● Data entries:
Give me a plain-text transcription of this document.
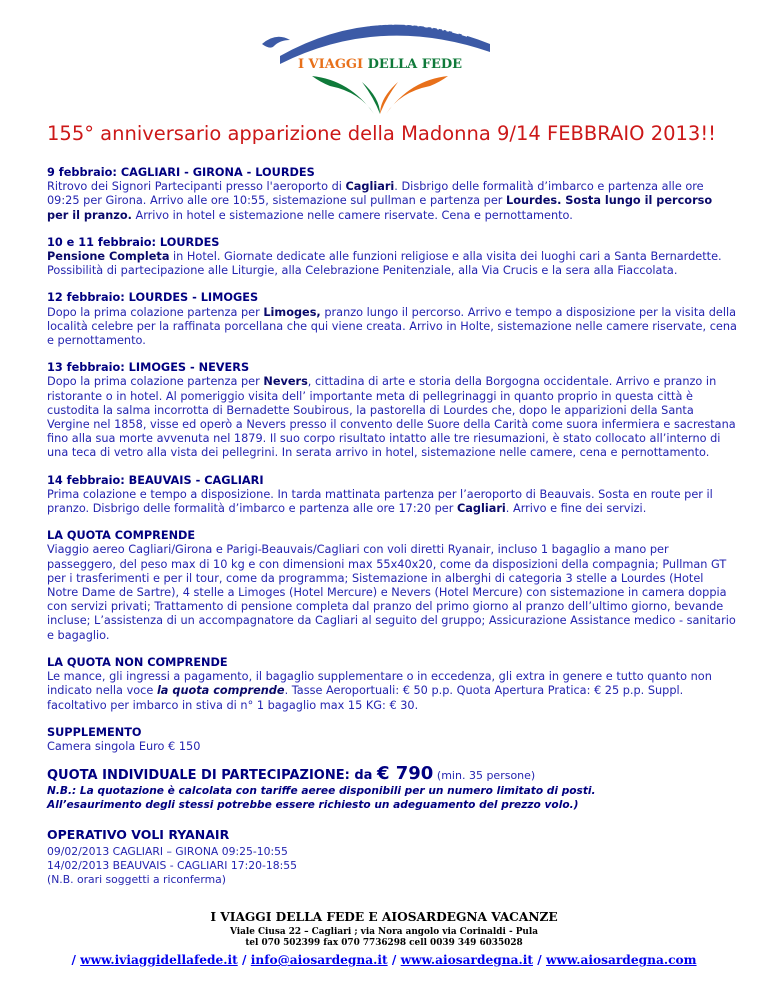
AIOSARDEGNA VACANZE
I VIAGGI DELLA FEDE
155° anniversario apparizione della Madonna 9/14 FEBBRAIO 2013!!
9 febbraio: CAGLIARI - GIRONA - LOURDES
Ritrovo dei Signori Partecipanti presso l'aeroporto di Cagliari. Disbrigo delle formalità d’imbarco e partenza alle ore 09:25 per Girona. Arrivo alle ore 10:55, sistemazione sul pullman e partenza per Lourdes. Sosta lungo il percorso per il pranzo. Arrivo in hotel e sistemazione nelle camere riservate. Cena e pernottamento.
10 e 11 febbraio: LOURDES
Pensione Completa in Hotel. Giornate dedicate alle funzioni religiose e alla visita dei luoghi cari a Santa Bernardette. Possibilità di partecipazione alle Liturgie, alla Celebrazione Penitenziale, alla Via Crucis e la sera alla Fiaccolata.
12 febbraio: LOURDES - LIMOGES
Dopo la prima colazione partenza per Limoges, pranzo lungo il percorso. Arrivo e tempo a disposizione per la visita della località celebre per la raffinata porcellana che qui viene creata. Arrivo in Holte, sistemazione nelle camere riservate, cena e pernottamento.
13 febbraio: LIMOGES - NEVERS
Dopo la prima colazione partenza per Nevers, cittadina di arte e storia della Borgogna occidentale. Arrivo e pranzo in ristorante o in hotel. Al pomeriggio visita dell’ importante meta di pellegrinaggi in quanto proprio in questa città è custodita la salma incorrotta di Bernadette Soubirous, la pastorella di Lourdes che, dopo le apparizioni della Santa Vergine nel 1858, visse ed operò a Nevers presso il convento delle Suore della Carità come suora infermiera e sacrestana fino alla sua morte avvenuta nel 1879. Il suo corpo risultato intatto alle tre riesumazioni, è stato collocato all’interno di una teca di vetro alla vista dei pellegrini. In serata arrivo in hotel, sistemazione nelle camere, cena e pernottamento.
14 febbraio: BEAUVAIS - CAGLIARI
Prima colazione e tempo a disposizione. In tarda mattinata partenza per l’aeroporto di Beauvais. Sosta en route per il pranzo. Disbrigo delle formalità d’imbarco e partenza alle ore 17:20 per Cagliari. Arrivo e fine dei servizi.
LA QUOTA COMPRENDE
Viaggio aereo Cagliari/Girona e Parigi-Beauvais/Cagliari con voli diretti Ryanair, incluso 1 bagaglio a mano per passeggero, del peso max di 10 kg e con dimensioni max 55x40x20, come da disposizioni della compagnia; Pullman GT per i trasferimenti e per il tour, come da programma; Sistemazione in alberghi di categoria 3 stelle a Lourdes (Hotel Notre Dame de Sartre), 4 stelle a Limoges (Hotel Mercure) e Nevers (Hotel Mercure) con sistemazione in camera doppia con servizi privati; Trattamento di pensione completa dal pranzo del primo giorno al pranzo dell’ultimo giorno, bevande incluse; L’assistenza di un accompagnatore da Cagliari al seguito del gruppo; Assicurazione Assistance medico - sanitario e bagaglio.
LA QUOTA NON COMPRENDE
Le mance, gli ingressi a pagamento, il bagaglio supplementare o in eccedenza, gli extra in genere e tutto quanto non indicato nella voce la quota comprende. Tasse Aeroportuali: € 50 p.p. Quota Apertura Pratica: € 25 p.p. Suppl. facoltativo per imbarco in stiva di n° 1 bagaglio max 15 KG: € 30.
SUPPLEMENTO
Camera singola Euro € 150
QUOTA INDIVIDUALE DI PARTECIPAZIONE: da € 790 (min. 35 persone)
N.B.: La quotazione è calcolata con tariffe aeree disponibili per un numero limitato di posti.
All’esaurimento degli stessi potrebbe essere richiesto un adeguamento del prezzo volo.)
OPERATIVO VOLI RYANAIR
09/02/2013 CAGLIARI – GIRONA 09:25-10:55
14/02/2013 BEAUVAIS - CAGLIARI 17:20-18:55
(N.B. orari soggetti a riconferma)
I VIAGGI DELLA FEDE E AIOSARDEGNA VACANZE
Viale Ciusa 22 – Cagliari ; via Nora angolo via Corinaldi - Pula
tel 070 502399 fax 070 7736298 cell 0039 349 6035028
/ www.iviaggidellafede.it / info@aiosardegna.it / www.aiosardegna.it / www.aiosardegna.com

● Set problem:
Quote the records in full and exactly; skip any image.

● Result:
Give me a plain-text transcription of this document.
AIOSARDEGNA VACANZE
I VIAGGI DELLA FEDE
155° anniversario apparizione della Madonna 9/14 FEBBRAIO 2013!!
9 febbraio: CAGLIARI - GIRONA - LOURDES
Ritrovo dei Signori Partecipanti presso l'aeroporto di Cagliari. Disbrigo delle formalità d’imbarco e partenza alle ore 09:25 per Girona. Arrivo alle ore 10:55, sistemazione sul pullman e partenza per Lourdes. Sosta lungo il percorso per il pranzo. Arrivo in hotel e sistemazione nelle camere riservate. Cena e pernottamento.
10 e 11 febbraio: LOURDES
Pensione Completa in Hotel. Giornate dedicate alle funzioni religiose e alla visita dei luoghi cari a Santa Bernardette. Possibilità di partecipazione alle Liturgie, alla Celebrazione Penitenziale, alla Via Crucis e la sera alla Fiaccolata.
12 febbraio: LOURDES - LIMOGES
Dopo la prima colazione partenza per Limoges, pranzo lungo il percorso. Arrivo e tempo a disposizione per la visita della località celebre per la raffinata porcellana che qui viene creata. Arrivo in Holte, sistemazione nelle camere riservate, cena e pernottamento.
13 febbraio: LIMOGES - NEVERS
Dopo la prima colazione partenza per Nevers, cittadina di arte e storia della Borgogna occidentale. Arrivo e pranzo in ristorante o in hotel. Al pomeriggio visita dell’ importante meta di pellegrinaggi in quanto proprio in questa città è custodita la salma incorrotta di Bernadette Soubirous, la pastorella di Lourdes che, dopo le apparizioni della Santa Vergine nel 1858, visse ed operò a Nevers presso il convento delle Suore della Carità come suora infermiera e sacrestana fino alla sua morte avvenuta nel 1879. Il suo corpo risultato intatto alle tre riesumazioni, è stato collocato all’interno di una teca di vetro alla vista dei pellegrini. In serata arrivo in hotel, sistemazione nelle camere, cena e pernottamento.
14 febbraio: BEAUVAIS - CAGLIARI
Prima colazione e tempo a disposizione. In tarda mattinata partenza per l’aeroporto di Beauvais. Sosta en route per il pranzo. Disbrigo delle formalità d’imbarco e partenza alle ore 17:20 per Cagliari. Arrivo e fine dei servizi.
LA QUOTA COMPRENDE
Viaggio aereo Cagliari/Girona e Parigi-Beauvais/Cagliari con voli diretti Ryanair, incluso 1 bagaglio a mano per passeggero, del peso max di 10 kg e con dimensioni max 55x40x20, come da disposizioni della compagnia; Pullman GT per i trasferimenti e per il tour, come da programma; Sistemazione in alberghi di categoria 3 stelle a Lourdes (Hotel Notre Dame de Sartre), 4 stelle a Limoges (Hotel Mercure) e Nevers (Hotel Mercure) con sistemazione in camera doppia con servizi privati; Trattamento di pensione completa dal pranzo del primo giorno al pranzo dell’ultimo giorno, bevande incluse; L’assistenza di un accompagnatore da Cagliari al seguito del gruppo; Assicurazione Assistance medico - sanitario e bagaglio.
LA QUOTA NON COMPRENDE
Le mance, gli ingressi a pagamento, il bagaglio supplementare o in eccedenza, gli extra in genere e tutto quanto non indicato nella voce la quota comprende. Tasse Aeroportuali: € 50 p.p. Quota Apertura Pratica: € 25 p.p. Suppl. facoltativo per imbarco in stiva di n° 1 bagaglio max 15 KG: € 30.
SUPPLEMENTO
Camera singola Euro € 150
QUOTA INDIVIDUALE DI PARTECIPAZIONE: da € 790 (min. 35 persone)
N.B.: La quotazione è calcolata con tariffe aeree disponibili per un numero limitato di posti.
All’esaurimento degli stessi potrebbe essere richiesto un adeguamento del prezzo volo.)
OPERATIVO VOLI RYANAIR
09/02/2013 CAGLIARI – GIRONA 09:25-10:55
14/02/2013 BEAUVAIS - CAGLIARI 17:20-18:55
(N.B. orari soggetti a riconferma)
I VIAGGI DELLA FEDE E AIOSARDEGNA VACANZE
Viale Ciusa 22 – Cagliari ; via Nora angolo via Corinaldi - Pula
tel 070 502399 fax 070 7736298 cell 0039 349 6035028
/ www.iviaggidellafede.it / info@aiosardegna.it / www.aiosardegna.it / www.aiosardegna.com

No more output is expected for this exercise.